REQUEST:
Copy every line of the listing that holds the string "name".

··· EXCERPTED DATA

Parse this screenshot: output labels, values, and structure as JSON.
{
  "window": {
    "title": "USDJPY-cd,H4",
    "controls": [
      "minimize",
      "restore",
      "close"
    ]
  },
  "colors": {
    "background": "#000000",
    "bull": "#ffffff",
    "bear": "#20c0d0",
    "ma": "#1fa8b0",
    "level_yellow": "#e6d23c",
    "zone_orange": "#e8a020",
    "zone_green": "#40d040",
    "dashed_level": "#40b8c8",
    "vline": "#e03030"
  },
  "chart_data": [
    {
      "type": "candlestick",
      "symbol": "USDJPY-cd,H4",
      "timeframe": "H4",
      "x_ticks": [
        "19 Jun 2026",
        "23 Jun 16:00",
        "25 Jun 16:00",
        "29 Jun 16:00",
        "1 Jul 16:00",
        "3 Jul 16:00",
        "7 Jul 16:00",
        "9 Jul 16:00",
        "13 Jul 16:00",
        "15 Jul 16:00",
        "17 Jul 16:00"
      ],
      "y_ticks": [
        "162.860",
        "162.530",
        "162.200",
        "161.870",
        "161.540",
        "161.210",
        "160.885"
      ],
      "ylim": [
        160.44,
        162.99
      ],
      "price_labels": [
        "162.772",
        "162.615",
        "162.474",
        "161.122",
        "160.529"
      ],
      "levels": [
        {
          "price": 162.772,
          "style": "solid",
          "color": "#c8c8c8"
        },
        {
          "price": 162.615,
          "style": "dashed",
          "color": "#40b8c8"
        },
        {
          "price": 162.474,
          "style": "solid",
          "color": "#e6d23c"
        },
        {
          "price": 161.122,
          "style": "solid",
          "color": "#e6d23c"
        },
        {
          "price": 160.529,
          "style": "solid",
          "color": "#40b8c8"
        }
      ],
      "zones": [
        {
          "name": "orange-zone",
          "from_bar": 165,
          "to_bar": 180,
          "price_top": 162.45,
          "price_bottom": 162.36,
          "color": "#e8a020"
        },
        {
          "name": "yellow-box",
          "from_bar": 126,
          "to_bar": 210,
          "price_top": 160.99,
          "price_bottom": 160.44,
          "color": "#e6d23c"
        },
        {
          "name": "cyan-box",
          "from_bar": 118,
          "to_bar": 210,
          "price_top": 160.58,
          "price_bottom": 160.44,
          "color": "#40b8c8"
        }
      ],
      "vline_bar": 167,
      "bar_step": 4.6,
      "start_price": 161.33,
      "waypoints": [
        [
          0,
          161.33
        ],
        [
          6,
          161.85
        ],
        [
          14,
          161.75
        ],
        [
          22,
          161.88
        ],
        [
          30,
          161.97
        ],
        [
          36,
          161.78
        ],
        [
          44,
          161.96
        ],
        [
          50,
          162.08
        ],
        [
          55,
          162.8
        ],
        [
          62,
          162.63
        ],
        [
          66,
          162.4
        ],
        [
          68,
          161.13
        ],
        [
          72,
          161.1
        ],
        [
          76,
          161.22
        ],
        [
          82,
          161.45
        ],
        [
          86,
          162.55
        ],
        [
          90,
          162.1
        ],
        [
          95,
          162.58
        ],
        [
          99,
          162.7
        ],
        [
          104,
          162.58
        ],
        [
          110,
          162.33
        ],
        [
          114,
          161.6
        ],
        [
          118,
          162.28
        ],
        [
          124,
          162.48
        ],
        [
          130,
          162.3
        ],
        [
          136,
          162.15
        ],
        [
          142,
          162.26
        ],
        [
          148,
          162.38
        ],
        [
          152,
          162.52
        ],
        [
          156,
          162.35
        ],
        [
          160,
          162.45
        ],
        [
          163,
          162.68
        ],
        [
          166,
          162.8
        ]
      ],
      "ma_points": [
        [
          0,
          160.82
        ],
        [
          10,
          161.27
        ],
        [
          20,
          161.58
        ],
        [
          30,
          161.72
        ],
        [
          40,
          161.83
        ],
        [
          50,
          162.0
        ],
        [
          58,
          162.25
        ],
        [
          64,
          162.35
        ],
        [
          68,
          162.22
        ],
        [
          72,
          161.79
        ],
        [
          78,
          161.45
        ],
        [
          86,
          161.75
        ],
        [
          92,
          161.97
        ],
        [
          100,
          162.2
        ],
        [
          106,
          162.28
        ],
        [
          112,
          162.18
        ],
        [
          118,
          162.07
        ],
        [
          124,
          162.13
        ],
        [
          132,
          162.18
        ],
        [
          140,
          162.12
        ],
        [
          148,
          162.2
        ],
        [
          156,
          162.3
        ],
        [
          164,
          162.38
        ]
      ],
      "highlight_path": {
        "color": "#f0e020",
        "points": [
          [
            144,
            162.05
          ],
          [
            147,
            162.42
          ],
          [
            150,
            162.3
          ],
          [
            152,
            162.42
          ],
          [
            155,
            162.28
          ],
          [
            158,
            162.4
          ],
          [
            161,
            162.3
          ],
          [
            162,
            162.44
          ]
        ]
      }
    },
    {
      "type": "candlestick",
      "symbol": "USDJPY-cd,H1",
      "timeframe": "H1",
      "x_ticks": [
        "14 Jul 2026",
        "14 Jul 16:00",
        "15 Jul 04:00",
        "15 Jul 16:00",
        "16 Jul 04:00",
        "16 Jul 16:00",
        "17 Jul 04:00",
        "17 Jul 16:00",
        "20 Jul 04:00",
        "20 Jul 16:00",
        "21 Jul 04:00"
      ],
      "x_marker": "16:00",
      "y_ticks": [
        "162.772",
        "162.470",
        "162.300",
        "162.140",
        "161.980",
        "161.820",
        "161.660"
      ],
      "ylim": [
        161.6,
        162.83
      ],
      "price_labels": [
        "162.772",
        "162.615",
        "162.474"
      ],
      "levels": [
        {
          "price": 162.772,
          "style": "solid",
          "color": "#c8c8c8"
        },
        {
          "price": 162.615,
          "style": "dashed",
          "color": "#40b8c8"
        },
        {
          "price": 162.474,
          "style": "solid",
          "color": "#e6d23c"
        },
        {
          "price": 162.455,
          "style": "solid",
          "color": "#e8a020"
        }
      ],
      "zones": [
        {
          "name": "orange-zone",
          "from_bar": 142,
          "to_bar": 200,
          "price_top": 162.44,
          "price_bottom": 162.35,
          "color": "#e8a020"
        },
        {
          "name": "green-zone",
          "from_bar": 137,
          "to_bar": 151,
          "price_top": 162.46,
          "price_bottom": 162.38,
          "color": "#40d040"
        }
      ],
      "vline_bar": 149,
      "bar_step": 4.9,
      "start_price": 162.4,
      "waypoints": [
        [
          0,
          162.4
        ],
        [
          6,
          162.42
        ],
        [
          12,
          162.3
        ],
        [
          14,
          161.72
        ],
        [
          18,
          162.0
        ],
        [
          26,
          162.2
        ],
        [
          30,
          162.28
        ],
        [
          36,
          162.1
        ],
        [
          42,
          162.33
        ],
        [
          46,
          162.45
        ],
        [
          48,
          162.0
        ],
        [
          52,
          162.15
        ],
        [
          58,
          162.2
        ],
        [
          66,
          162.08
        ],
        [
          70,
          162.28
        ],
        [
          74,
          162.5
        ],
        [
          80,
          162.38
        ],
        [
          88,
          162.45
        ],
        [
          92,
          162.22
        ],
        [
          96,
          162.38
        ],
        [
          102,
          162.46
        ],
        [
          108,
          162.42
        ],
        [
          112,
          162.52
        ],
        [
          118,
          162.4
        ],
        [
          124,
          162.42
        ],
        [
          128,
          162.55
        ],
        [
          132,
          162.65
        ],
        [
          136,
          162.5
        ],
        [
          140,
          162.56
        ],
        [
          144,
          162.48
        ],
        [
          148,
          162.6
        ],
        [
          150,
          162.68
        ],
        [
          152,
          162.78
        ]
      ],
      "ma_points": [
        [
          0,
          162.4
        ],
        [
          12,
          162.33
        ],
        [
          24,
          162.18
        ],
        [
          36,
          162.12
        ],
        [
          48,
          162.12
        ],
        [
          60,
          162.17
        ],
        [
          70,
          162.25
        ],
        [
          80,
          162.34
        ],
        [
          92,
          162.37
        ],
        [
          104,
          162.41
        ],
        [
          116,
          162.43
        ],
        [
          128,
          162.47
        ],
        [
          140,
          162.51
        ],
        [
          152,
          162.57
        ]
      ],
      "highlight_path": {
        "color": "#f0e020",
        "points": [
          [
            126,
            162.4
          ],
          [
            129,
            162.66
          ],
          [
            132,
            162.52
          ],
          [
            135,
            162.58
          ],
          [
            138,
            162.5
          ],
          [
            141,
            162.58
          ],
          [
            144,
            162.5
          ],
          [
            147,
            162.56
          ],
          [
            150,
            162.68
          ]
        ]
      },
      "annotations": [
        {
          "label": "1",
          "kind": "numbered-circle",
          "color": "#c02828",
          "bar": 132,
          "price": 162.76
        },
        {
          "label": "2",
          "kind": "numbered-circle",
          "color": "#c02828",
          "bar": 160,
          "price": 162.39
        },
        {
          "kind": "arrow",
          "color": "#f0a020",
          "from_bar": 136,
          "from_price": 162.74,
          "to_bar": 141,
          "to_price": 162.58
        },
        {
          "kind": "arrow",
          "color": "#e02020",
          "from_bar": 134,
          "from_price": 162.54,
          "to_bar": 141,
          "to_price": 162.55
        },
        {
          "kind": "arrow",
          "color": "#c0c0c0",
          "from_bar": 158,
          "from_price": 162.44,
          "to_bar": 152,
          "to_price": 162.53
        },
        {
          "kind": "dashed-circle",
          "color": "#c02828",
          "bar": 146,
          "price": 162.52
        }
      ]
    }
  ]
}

······

SOLUTION FOR THIS EXERCISE:
          "name": "orange-zone",
          "name": "yellow-box",
          "name": "cyan-box",
          "name": "orange-zone",
          "name": "green-zone",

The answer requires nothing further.